◆ **Task details**:
Can you copy out the data exactly? Leave the images out.

◆ **Data supplied**:
========

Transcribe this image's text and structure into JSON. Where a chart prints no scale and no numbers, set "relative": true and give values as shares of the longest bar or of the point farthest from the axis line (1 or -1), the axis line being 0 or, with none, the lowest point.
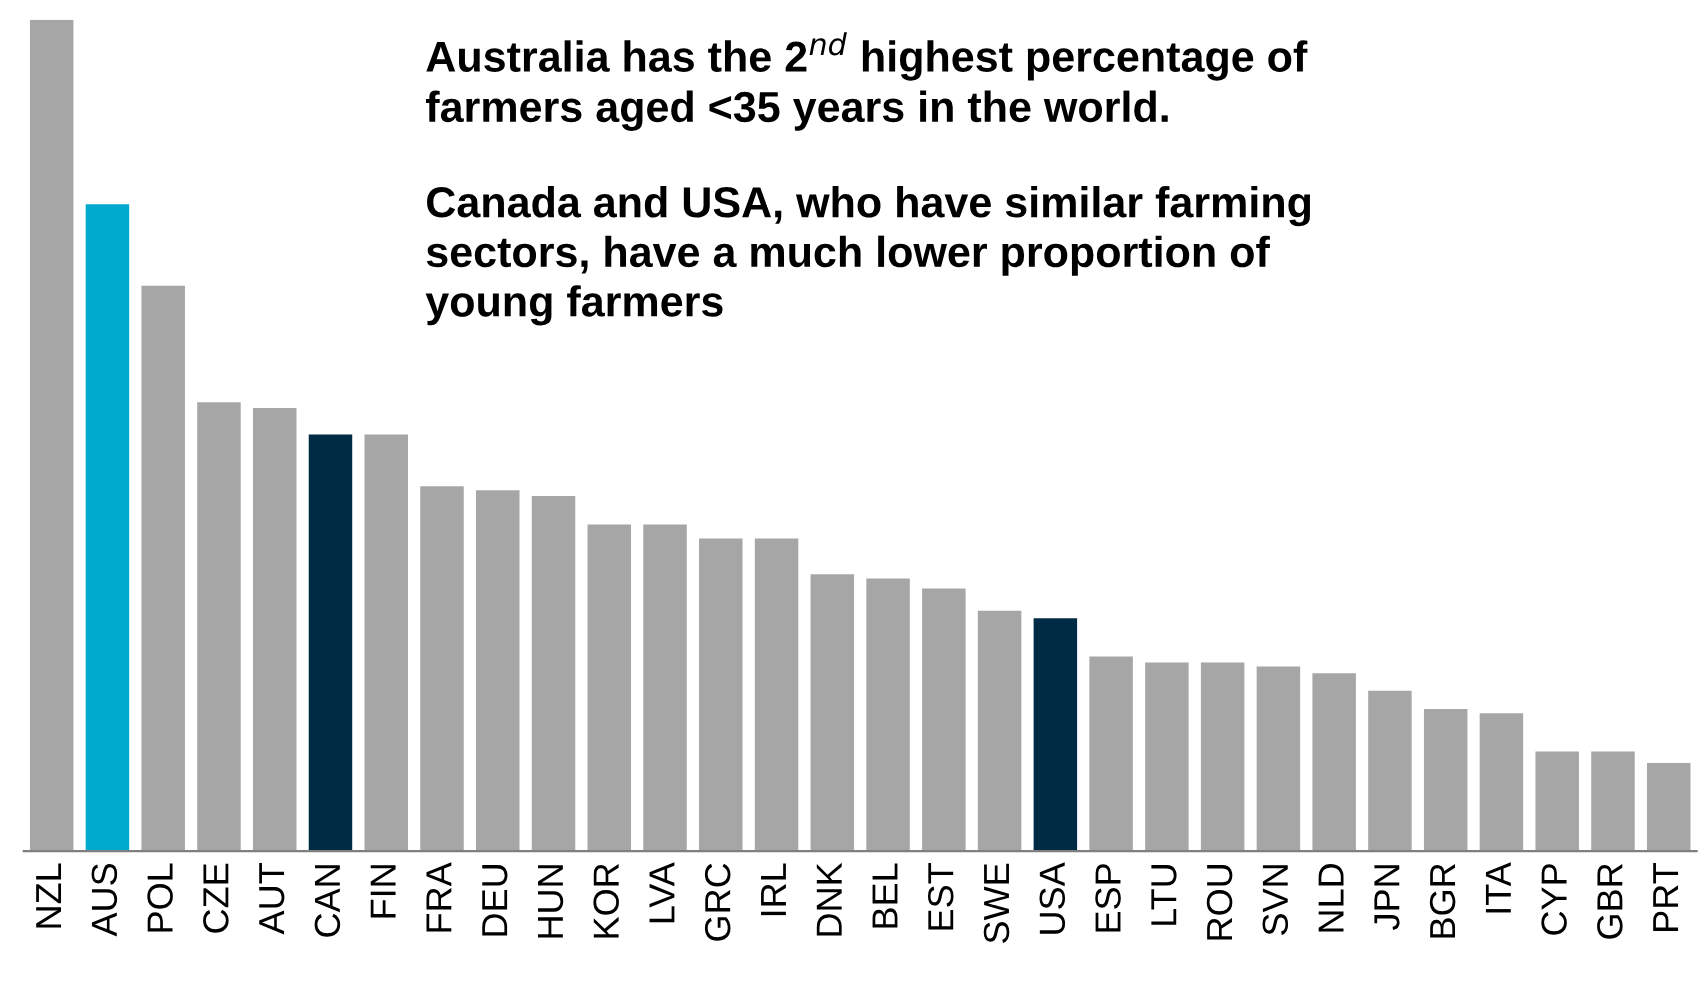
{
  "chart_data": {
    "type": "bar",
    "relative": true,
    "categories": [
      "NZL",
      "AUS",
      "POL",
      "CZE",
      "AUT",
      "CAN",
      "FIN",
      "FRA",
      "DEU",
      "HUN",
      "KOR",
      "LVA",
      "GRC",
      "IRL",
      "DNK",
      "BEL",
      "EST",
      "SWE",
      "USA",
      "ESP",
      "LTU",
      "ROU",
      "SVN",
      "NLD",
      "JPN",
      "BGR",
      "ITA",
      "CYP",
      "GBR",
      "PRT"
    ],
    "values": [
      1,
      0.778,
      0.68,
      0.54,
      0.533,
      0.501,
      0.501,
      0.439,
      0.434,
      0.427,
      0.393,
      0.393,
      0.376,
      0.376,
      0.333,
      0.328,
      0.316,
      0.289,
      0.28,
      0.234,
      0.227,
      0.227,
      0.222,
      0.214,
      0.193,
      0.171,
      0.166,
      0.12,
      0.12,
      0.106
    ],
    "colors": [
      "#a6a6a6",
      "#00a9ce",
      "#a6a6a6",
      "#a6a6a6",
      "#a6a6a6",
      "#002b45",
      "#a6a6a6",
      "#a6a6a6",
      "#a6a6a6",
      "#a6a6a6",
      "#a6a6a6",
      "#a6a6a6",
      "#a6a6a6",
      "#a6a6a6",
      "#a6a6a6",
      "#a6a6a6",
      "#a6a6a6",
      "#a6a6a6",
      "#002b45",
      "#a6a6a6",
      "#a6a6a6",
      "#a6a6a6",
      "#a6a6a6",
      "#a6a6a6",
      "#a6a6a6",
      "#a6a6a6",
      "#a6a6a6",
      "#a6a6a6",
      "#a6a6a6",
      "#a6a6a6"
    ],
    "annotations": [
      "Australia has the 2$^{nd}$ highest percentage of\nfarmers aged <35 years in the world.",
      "Canada and USA, who have similar farming\nsectors, have a much lower proportion of\nyoung farmers"
    ],
    "grid": false,
    "legend": false
  }
}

========

◆ **Solution for this task**:
Transcribe this image's text and structure into JSON. Where a chart prints no scale and no numbers, set "relative": true and give values as shares of the longest bar or of the point farthest from the axis line (1 or -1), the axis line being 0 or, with none, the lowest point.
{
  "chart_data": {
    "type": "bar",
    "relative": true,
    "categories": [
      "NZL",
      "AUS",
      "POL",
      "CZE",
      "AUT",
      "CAN",
      "FIN",
      "FRA",
      "DEU",
      "HUN",
      "KOR",
      "LVA",
      "GRC",
      "IRL",
      "DNK",
      "BEL",
      "EST",
      "SWE",
      "USA",
      "ESP",
      "LTU",
      "ROU",
      "SVN",
      "NLD",
      "JPN",
      "BGR",
      "ITA",
      "CYP",
      "GBR",
      "PRT"
    ],
    "values": [
      1,
      0.778,
      0.68,
      0.54,
      0.533,
      0.501,
      0.501,
      0.439,
      0.434,
      0.427,
      0.393,
      0.393,
      0.376,
      0.376,
      0.333,
      0.328,
      0.316,
      0.289,
      0.28,
      0.234,
      0.227,
      0.227,
      0.222,
      0.214,
      0.193,
      0.171,
      0.166,
      0.12,
      0.12,
      0.106
    ],
    "colors": [
      "#a6a6a6",
      "#00a9ce",
      "#a6a6a6",
      "#a6a6a6",
      "#a6a6a6",
      "#002b45",
      "#a6a6a6",
      "#a6a6a6",
      "#a6a6a6",
      "#a6a6a6",
      "#a6a6a6",
      "#a6a6a6",
      "#a6a6a6",
      "#a6a6a6",
      "#a6a6a6",
      "#a6a6a6",
      "#a6a6a6",
      "#a6a6a6",
      "#002b45",
      "#a6a6a6",
      "#a6a6a6",
      "#a6a6a6",
      "#a6a6a6",
      "#a6a6a6",
      "#a6a6a6",
      "#a6a6a6",
      "#a6a6a6",
      "#a6a6a6",
      "#a6a6a6",
      "#a6a6a6"
    ],
    "annotations": [
      "Australia has the 2$^{nd}$ highest percentage of\nfarmers aged <35 years in the world.",
      "Canada and USA, who have similar farming\nsectors, have a much lower proportion of\nyoung farmers"
    ],
    "grid": false,
    "legend": false
  }
}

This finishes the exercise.